Entries from a dataset
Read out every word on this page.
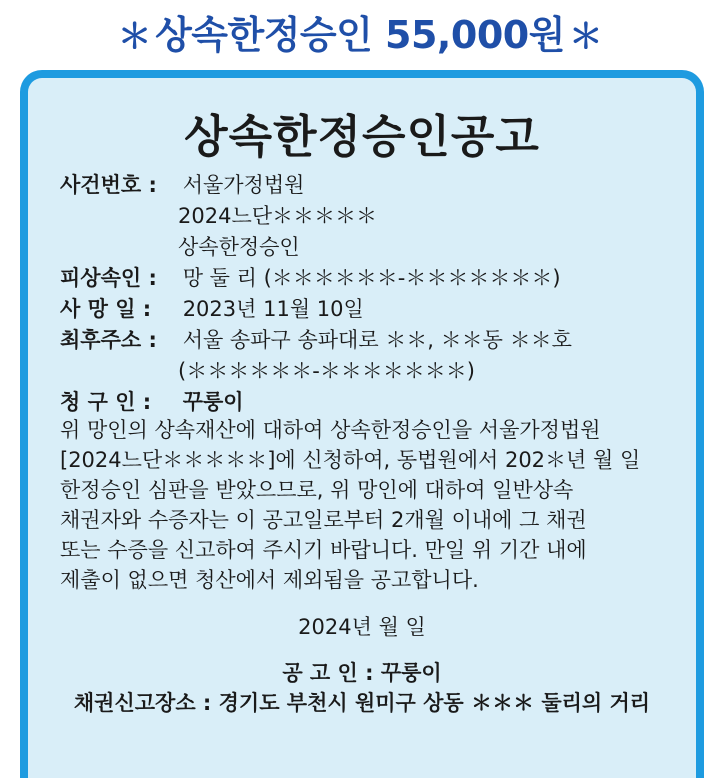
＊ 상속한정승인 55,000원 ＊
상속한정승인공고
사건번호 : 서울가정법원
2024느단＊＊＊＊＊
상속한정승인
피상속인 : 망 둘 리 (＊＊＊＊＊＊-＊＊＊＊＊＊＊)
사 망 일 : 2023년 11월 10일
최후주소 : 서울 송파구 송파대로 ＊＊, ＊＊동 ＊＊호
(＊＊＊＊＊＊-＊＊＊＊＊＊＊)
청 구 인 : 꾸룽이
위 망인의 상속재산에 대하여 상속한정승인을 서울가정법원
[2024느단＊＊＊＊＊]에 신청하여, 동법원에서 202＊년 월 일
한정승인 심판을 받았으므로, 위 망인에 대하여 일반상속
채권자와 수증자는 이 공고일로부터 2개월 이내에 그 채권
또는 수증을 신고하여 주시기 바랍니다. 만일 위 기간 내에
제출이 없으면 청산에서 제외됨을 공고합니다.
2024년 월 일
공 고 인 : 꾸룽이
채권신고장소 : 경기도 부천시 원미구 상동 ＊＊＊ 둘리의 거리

* _What the task requires_: Each entry above is to be written out again unchanged, apart from the pictures, which are left out.

* _Finished exercise_:
Read out every word on this page.
＊ 상속한정승인 55,000원 ＊
상속한정승인공고
사건번호 : 서울가정법원
2024느단＊＊＊＊＊
상속한정승인
피상속인 : 망 둘 리 (＊＊＊＊＊＊-＊＊＊＊＊＊＊)
사 망 일 : 2023년 11월 10일
최후주소 : 서울 송파구 송파대로 ＊＊, ＊＊동 ＊＊호
(＊＊＊＊＊＊-＊＊＊＊＊＊＊)
청 구 인 : 꾸룽이
위 망인의 상속재산에 대하여 상속한정승인을 서울가정법원
[2024느단＊＊＊＊＊]에 신청하여, 동법원에서 202＊년 월 일
한정승인 심판을 받았으므로, 위 망인에 대하여 일반상속
채권자와 수증자는 이 공고일로부터 2개월 이내에 그 채권
또는 수증을 신고하여 주시기 바랍니다. 만일 위 기간 내에
제출이 없으면 청산에서 제외됨을 공고합니다.
2024년 월 일
공 고 인 : 꾸룽이
채권신고장소 : 경기도 부천시 원미구 상동 ＊＊＊ 둘리의 거리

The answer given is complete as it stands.